- [Dataset excerpts]
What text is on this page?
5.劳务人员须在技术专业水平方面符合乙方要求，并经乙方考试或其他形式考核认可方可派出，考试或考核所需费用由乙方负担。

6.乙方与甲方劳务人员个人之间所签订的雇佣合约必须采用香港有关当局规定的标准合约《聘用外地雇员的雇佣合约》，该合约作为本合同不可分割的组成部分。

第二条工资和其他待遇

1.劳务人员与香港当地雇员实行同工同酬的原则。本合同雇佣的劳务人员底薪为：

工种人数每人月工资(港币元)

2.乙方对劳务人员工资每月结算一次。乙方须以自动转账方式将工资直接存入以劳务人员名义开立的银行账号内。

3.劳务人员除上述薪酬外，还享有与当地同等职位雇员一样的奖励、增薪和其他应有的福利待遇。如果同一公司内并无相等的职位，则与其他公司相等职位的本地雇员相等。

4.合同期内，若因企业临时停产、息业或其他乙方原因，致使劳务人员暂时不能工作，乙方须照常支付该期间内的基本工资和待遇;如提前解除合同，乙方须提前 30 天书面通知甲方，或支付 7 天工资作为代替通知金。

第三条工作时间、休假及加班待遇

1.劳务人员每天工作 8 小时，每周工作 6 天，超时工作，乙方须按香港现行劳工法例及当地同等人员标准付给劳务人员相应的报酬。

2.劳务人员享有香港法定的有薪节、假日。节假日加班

- [Problem to solve] Could you transcribe the records in full, exactly?

- [Worked answer]
What text is on this page?
5.劳务人员须在技术专业水平方面符合乙方要求，并经乙方考试或其他形式考核认可方可派出，考试或考核所需费用由乙方负担。

6.乙方与甲方劳务人员个人之间所签订的雇佣合约必须采用香港有关当局规定的标准合约《聘用外地雇员的雇佣合约》，该合约作为本合同不可分割的组成部分。

第二条工资和其他待遇

1.劳务人员与香港当地雇员实行同工同酬的原则。本合同雇佣的劳务人员底薪为：

工种人数每人月工资(港币元)

2.乙方对劳务人员工资每月结算一次。乙方须以自动转账方式将工资直接存入以劳务人员名义开立的银行账号内。

3.劳务人员除上述薪酬外，还享有与当地同等职位雇员一样的奖励、增薪和其他应有的福利待遇。如果同一公司内并无相等的职位，则与其他公司相等职位的本地雇员相等。

4.合同期内，若因企业临时停产、息业或其他乙方原因，致使劳务人员暂时不能工作，乙方须照常支付该期间内的基本工资和待遇;如提前解除合同，乙方须提前 30 天书面通知甲方，或支付 7 天工资作为代替通知金。

第三条工作时间、休假及加班待遇

1.劳务人员每天工作 8 小时，每周工作 6 天，超时工作，乙方须按香港现行劳工法例及当地同等人员标准付给劳务人员相应的报酬。

2.劳务人员享有香港法定的有薪节、假日。节假日加班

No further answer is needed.